__Dataset extract__
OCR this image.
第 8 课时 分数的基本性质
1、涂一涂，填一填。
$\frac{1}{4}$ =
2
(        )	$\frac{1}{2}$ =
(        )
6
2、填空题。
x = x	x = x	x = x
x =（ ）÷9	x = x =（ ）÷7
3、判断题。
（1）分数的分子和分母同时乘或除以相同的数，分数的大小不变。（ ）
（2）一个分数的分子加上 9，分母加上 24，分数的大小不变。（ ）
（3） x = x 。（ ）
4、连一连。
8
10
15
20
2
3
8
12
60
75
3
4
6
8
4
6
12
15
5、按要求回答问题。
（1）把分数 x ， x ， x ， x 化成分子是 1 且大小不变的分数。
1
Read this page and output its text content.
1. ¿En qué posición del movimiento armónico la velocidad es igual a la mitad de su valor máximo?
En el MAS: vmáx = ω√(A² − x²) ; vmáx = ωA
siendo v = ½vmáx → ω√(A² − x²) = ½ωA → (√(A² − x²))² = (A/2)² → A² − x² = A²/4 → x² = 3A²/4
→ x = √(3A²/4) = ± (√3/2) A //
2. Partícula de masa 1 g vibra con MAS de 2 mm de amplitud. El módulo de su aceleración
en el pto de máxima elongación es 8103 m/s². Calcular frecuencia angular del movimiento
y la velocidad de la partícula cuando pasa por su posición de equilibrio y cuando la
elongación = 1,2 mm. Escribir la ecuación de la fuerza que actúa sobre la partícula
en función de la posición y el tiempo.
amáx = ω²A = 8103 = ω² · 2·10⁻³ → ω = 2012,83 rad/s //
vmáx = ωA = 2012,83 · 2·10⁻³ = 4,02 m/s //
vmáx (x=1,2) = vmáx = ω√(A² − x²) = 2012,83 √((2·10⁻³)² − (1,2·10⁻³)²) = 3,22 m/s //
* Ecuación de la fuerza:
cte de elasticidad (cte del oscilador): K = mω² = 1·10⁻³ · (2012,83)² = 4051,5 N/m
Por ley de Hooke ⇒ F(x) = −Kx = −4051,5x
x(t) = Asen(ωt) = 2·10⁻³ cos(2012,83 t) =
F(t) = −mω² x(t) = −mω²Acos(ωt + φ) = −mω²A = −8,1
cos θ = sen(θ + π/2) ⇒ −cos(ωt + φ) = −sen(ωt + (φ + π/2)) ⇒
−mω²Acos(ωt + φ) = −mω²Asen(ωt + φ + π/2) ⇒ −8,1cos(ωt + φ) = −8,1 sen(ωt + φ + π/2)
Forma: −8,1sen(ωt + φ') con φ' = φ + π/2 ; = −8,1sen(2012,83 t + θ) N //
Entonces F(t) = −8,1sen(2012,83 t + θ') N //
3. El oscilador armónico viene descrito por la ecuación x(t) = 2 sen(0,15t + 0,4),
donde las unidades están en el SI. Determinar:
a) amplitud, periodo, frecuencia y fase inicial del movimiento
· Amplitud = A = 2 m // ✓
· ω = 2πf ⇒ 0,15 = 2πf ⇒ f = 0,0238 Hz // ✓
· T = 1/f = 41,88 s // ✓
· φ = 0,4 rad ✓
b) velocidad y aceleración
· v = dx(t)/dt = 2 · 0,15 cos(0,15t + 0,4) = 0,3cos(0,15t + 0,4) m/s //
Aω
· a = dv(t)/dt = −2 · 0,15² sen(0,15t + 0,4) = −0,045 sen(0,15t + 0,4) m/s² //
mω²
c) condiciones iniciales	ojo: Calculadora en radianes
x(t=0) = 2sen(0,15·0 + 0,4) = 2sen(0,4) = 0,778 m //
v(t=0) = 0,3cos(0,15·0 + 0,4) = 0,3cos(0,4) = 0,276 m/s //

__Objective__
Look for "velocidad" and pull out every line that has it.

__Task solution__
1. ¿En qué posición del movimiento armónico la velocidad es igual a la mitad de su valor máximo?
y la velocidad de la partícula cuando pasa por su posición de equilibrio y cuando la
b) velocidad y aceleración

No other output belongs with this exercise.